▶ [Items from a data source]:
= = = = =

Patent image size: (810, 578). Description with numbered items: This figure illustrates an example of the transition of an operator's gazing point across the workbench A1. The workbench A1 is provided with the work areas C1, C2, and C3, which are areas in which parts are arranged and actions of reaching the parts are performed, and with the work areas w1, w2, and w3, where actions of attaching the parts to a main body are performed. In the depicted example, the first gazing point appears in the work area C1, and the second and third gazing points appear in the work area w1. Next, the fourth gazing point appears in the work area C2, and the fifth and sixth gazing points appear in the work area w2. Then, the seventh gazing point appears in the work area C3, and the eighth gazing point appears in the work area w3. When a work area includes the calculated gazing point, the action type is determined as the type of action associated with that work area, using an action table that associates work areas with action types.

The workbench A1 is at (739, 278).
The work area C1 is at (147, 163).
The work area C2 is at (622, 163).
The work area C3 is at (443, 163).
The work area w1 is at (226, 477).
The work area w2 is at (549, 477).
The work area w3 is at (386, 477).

= = = = =

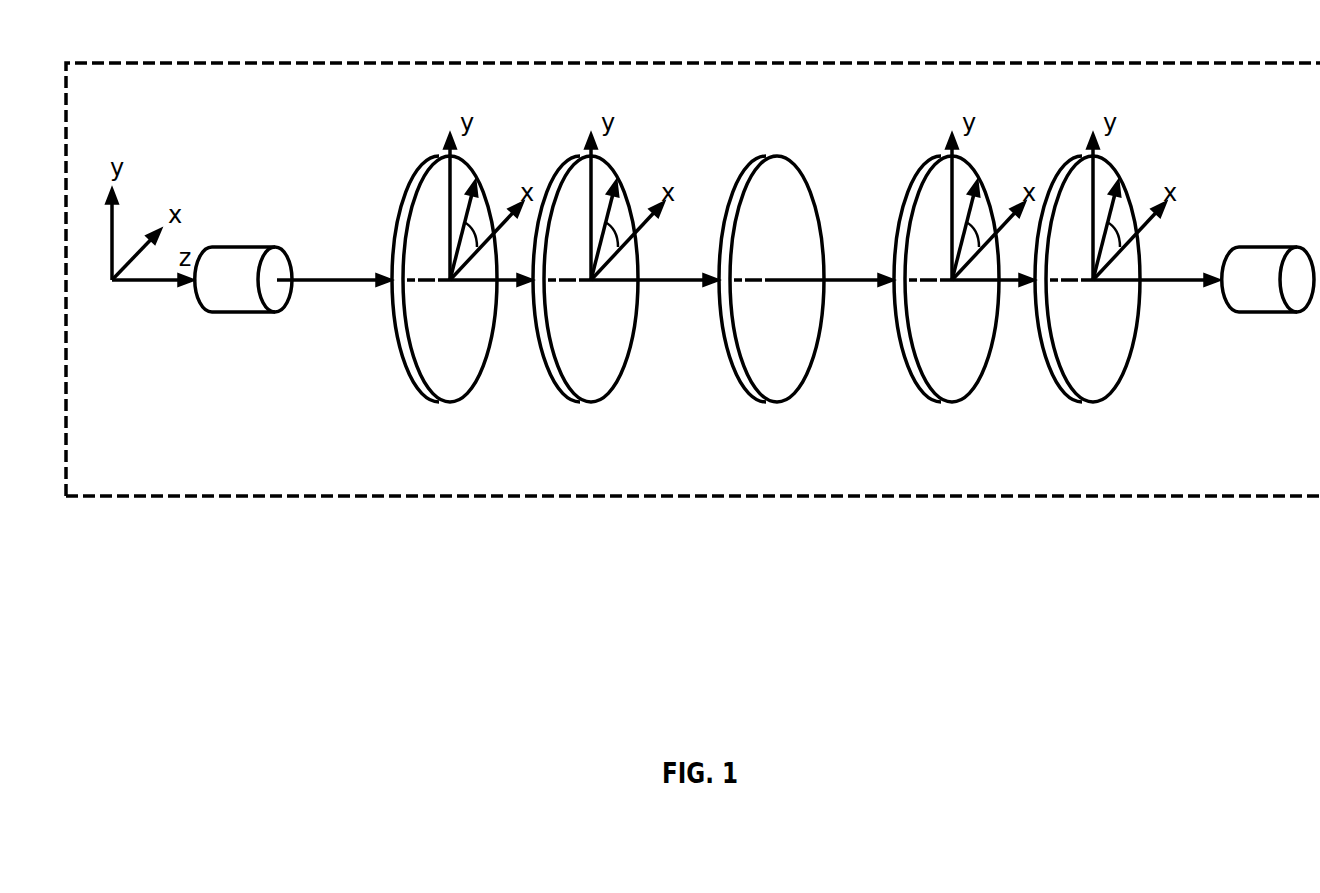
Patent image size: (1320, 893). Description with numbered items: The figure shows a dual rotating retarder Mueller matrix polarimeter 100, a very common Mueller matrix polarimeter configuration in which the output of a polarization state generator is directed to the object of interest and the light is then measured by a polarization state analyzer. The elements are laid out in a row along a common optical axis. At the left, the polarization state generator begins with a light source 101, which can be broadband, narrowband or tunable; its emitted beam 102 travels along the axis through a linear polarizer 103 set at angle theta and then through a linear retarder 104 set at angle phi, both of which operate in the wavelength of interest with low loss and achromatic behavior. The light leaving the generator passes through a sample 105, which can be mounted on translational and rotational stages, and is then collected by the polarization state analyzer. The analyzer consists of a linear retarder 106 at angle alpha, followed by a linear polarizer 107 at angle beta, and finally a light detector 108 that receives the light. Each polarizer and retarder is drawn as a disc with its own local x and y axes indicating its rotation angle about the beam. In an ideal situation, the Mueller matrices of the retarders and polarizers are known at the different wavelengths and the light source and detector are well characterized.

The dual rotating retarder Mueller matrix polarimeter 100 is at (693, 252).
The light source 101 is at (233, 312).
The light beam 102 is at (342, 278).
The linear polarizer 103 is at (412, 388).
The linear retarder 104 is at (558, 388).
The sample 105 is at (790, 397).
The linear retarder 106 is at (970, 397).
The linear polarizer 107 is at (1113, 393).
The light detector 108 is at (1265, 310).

= = = = =

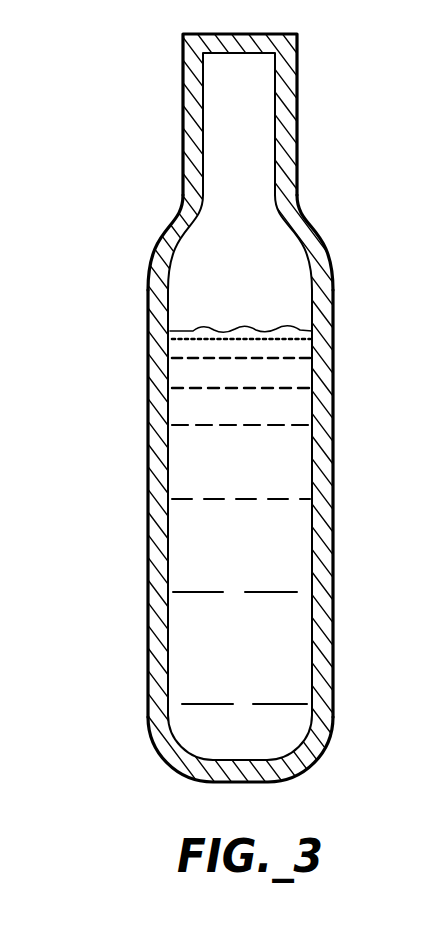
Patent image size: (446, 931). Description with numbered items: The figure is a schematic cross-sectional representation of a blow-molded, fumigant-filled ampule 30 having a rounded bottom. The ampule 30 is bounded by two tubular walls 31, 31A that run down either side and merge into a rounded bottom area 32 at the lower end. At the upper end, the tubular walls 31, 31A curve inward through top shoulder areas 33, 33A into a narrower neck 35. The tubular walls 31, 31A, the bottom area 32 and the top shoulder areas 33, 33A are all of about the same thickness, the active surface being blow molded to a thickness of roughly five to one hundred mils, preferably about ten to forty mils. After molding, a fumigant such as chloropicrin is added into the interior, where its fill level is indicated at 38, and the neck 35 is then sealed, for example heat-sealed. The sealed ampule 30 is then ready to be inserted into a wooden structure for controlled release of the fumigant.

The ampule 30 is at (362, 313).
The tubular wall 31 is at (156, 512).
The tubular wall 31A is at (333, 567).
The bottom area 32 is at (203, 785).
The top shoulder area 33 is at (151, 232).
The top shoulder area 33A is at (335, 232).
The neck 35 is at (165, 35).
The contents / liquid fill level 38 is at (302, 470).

= = = = =

▶ [Given problem]: Return the lines of the listing from the line containing "Patent image size: (446, 931)." to the line containing "The ampule 30 is at (362, 313).", inclusive, with no changes.

▶ [Complete output]:
Patent image size: (446, 931). Description with numbered items: The figure is a schematic cross-sectional representation of a blow-molded, fumigant-filled ampule 30 having a rounded bottom. The ampule 30 is bounded by two tubular walls 31, 31A that run down either side and merge into a rounded bottom area 32 at the lower end. At the upper end, the tubular walls 31, 31A curve inward through top shoulder areas 33, 33A into a narrower neck 35. The tubular walls 31, 31A, the bottom area 32 and the top shoulder areas 33, 33A are all of about the same thickness, the active surface being blow molded to a thickness of roughly five to one hundred mils, preferably about ten to forty mils. After molding, a fumigant such as chloropicrin is added into the interior, where its fill level is indicated at 38, and the neck 35 is then sealed, for example heat-sealed. The sealed ampule 30 is then ready to be inserted into a wooden structure for controlled release of the fumigant.

The ampule 30 is at (362, 313).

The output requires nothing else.